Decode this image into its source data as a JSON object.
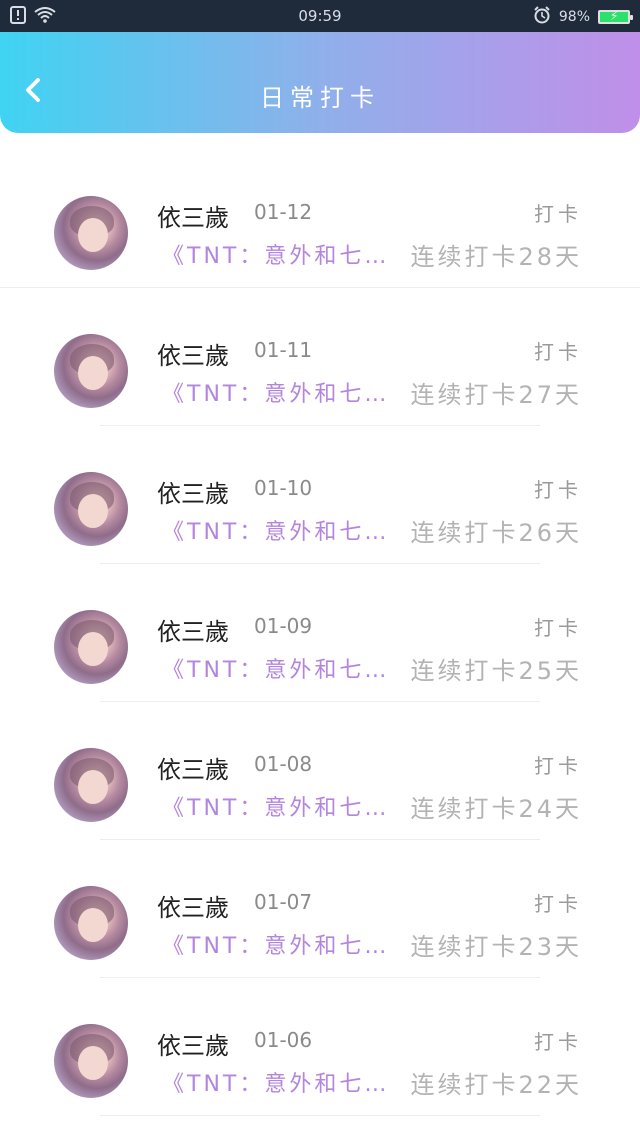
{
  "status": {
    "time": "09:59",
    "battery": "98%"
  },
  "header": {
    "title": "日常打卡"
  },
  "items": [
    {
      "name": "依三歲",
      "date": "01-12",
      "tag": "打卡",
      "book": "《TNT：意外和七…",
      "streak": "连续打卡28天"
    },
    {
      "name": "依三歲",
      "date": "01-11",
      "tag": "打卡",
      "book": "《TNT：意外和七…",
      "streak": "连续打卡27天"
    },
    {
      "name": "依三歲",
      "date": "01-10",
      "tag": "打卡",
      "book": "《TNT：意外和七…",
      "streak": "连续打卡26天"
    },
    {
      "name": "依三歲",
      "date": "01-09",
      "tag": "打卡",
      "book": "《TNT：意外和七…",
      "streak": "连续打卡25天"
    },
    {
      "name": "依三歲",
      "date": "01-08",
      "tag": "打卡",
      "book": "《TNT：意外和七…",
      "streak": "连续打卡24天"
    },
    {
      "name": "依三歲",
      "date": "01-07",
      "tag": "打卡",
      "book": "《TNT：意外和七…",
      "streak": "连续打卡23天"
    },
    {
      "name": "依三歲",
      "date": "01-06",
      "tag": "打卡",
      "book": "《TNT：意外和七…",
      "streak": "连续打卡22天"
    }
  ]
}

★ ★ ★ ★ ★ ★ ★

Copy each line above containing the string "date".

      "date": "01-12",
      "date": "01-11",
      "date": "01-10",
      "date": "01-09",
      "date": "01-08",
      "date": "01-07",
      "date": "01-06",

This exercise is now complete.